▶ **Short problem**
Please quote every line word for word.

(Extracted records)

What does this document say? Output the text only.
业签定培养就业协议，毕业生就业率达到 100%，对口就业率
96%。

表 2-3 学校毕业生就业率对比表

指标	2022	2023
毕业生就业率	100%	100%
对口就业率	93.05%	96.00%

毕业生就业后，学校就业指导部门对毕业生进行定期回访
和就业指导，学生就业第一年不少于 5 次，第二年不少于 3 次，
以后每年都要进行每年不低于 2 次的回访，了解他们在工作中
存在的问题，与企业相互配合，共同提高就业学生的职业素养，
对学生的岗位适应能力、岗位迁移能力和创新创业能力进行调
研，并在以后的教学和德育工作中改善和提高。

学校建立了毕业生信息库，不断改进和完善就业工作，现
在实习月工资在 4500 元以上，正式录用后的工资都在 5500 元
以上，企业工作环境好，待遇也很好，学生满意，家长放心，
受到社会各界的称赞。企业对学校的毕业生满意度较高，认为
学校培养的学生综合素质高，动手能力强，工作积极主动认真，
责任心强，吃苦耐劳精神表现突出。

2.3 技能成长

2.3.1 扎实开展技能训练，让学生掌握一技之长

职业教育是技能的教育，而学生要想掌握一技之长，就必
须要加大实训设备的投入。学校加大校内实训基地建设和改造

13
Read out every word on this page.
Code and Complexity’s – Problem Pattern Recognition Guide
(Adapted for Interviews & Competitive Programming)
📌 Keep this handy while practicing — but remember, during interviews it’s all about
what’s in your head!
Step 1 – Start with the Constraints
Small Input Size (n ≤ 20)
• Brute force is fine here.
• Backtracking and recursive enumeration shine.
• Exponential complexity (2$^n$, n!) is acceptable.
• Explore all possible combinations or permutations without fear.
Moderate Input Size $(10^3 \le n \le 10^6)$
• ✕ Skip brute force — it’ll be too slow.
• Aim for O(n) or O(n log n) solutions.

▶ **Final answer**
What does this document say? Output the text only.
业签定培养就业协议，毕业生就业率达到 100%，对口就业率
96%。

表 2-3 学校毕业生就业率对比表

指标	2022	2023
毕业生就业率	100%	100%
对口就业率	93.05%	96.00%

毕业生就业后，学校就业指导部门对毕业生进行定期回访
和就业指导，学生就业第一年不少于 5 次，第二年不少于 3 次，
以后每年都要进行每年不低于 2 次的回访，了解他们在工作中
存在的问题，与企业相互配合，共同提高就业学生的职业素养，
对学生的岗位适应能力、岗位迁移能力和创新创业能力进行调
研，并在以后的教学和德育工作中改善和提高。

学校建立了毕业生信息库，不断改进和完善就业工作，现
在实习月工资在 4500 元以上，正式录用后的工资都在 5500 元
以上，企业工作环境好，待遇也很好，学生满意，家长放心，
受到社会各界的称赞。企业对学校的毕业生满意度较高，认为
学校培养的学生综合素质高，动手能力强，工作积极主动认真，
责任心强，吃苦耐劳精神表现突出。

2.3 技能成长

2.3.1 扎实开展技能训练，让学生掌握一技之长

职业教育是技能的教育，而学生要想掌握一技之长，就必
须要加大实训设备的投入。学校加大校内实训基地建设和改造

13
Read out every word on this page.
Code and Complexity’s – Problem Pattern Recognition Guide
(Adapted for Interviews & Competitive Programming)
📌 Keep this handy while practicing — but remember, during interviews it’s all about
what’s in your head!
Step 1 – Start with the Constraints
Small Input Size (n ≤ 20)
• Brute force is fine here.
• Backtracking and recursive enumeration shine.
• Exponential complexity (2$^n$, n!) is acceptable.
• Explore all possible combinations or permutations without fear.
Moderate Input Size $(10^3 \le n \le 10^6)$
• ✕ Skip brute force — it’ll be too slow.
• Aim for O(n) or O(n log n) solutions.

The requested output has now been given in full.